* **EXERCISE BRIEF**: State the number of lines where "progress" appears. Add nothing else.

* **DATA ENTRIES**:
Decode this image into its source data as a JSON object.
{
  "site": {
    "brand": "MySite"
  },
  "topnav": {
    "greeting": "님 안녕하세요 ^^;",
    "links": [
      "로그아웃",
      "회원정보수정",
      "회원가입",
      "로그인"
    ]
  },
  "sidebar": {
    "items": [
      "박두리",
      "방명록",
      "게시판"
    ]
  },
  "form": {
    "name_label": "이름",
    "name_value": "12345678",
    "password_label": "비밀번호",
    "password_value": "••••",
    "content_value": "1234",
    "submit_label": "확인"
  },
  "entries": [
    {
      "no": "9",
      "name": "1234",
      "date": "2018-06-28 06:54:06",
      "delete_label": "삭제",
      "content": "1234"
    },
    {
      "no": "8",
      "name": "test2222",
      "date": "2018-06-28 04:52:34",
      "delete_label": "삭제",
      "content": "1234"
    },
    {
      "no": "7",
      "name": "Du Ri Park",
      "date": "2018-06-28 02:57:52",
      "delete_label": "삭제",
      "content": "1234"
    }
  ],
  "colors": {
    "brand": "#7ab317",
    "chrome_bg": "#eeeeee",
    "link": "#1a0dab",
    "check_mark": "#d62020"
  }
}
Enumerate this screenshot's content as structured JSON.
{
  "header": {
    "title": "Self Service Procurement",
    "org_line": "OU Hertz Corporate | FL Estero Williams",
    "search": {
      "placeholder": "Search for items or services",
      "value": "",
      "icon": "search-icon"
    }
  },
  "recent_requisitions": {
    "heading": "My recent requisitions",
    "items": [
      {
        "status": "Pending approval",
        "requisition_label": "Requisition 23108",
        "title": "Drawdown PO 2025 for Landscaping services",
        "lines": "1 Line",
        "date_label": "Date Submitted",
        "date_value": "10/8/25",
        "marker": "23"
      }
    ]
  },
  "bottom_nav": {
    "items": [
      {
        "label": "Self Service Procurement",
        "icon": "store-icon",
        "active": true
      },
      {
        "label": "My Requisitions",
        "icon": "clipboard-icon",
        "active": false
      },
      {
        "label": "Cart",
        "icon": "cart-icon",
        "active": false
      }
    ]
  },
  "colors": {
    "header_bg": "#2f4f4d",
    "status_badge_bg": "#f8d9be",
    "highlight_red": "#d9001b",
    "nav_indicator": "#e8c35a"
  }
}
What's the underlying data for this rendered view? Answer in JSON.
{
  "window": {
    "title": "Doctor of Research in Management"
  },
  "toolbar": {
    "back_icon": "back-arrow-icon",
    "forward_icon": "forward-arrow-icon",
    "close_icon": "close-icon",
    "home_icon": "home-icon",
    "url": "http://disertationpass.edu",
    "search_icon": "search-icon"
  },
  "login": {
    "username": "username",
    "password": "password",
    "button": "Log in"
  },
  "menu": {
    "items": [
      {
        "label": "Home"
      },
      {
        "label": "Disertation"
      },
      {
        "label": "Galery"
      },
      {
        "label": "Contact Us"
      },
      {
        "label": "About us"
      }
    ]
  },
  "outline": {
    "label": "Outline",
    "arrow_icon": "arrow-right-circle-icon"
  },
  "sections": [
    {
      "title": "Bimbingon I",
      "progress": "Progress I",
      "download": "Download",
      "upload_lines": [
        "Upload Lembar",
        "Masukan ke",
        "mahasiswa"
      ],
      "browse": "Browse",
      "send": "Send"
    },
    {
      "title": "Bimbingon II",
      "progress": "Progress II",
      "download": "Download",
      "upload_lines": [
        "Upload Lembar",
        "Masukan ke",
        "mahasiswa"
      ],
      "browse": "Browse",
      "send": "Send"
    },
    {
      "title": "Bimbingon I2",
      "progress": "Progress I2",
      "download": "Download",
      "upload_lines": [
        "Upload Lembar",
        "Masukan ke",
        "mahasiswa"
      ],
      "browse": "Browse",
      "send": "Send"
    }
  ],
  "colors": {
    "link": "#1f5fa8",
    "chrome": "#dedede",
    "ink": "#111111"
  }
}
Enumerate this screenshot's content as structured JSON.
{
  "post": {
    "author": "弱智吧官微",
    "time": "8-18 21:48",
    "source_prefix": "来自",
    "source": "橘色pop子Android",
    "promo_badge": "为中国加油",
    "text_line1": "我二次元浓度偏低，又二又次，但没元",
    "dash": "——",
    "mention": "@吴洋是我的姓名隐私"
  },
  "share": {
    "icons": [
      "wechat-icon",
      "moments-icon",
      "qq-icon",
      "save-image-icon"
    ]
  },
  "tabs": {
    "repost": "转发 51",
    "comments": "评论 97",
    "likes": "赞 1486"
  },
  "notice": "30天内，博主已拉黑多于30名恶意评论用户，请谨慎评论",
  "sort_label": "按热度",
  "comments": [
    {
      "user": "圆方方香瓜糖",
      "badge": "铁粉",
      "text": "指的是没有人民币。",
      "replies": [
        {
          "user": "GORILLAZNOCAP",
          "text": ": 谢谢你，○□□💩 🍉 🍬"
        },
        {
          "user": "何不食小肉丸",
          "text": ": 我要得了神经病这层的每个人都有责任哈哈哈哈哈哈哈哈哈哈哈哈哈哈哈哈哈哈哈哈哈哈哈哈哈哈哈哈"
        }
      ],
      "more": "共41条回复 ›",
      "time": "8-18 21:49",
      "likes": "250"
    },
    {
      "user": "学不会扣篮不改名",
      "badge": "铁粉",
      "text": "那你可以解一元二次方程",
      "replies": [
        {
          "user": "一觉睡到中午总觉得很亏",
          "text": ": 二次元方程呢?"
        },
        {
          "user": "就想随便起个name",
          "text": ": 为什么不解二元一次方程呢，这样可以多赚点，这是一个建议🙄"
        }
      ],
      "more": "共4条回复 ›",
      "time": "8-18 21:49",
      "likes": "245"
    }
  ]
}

* **REPLY**: 3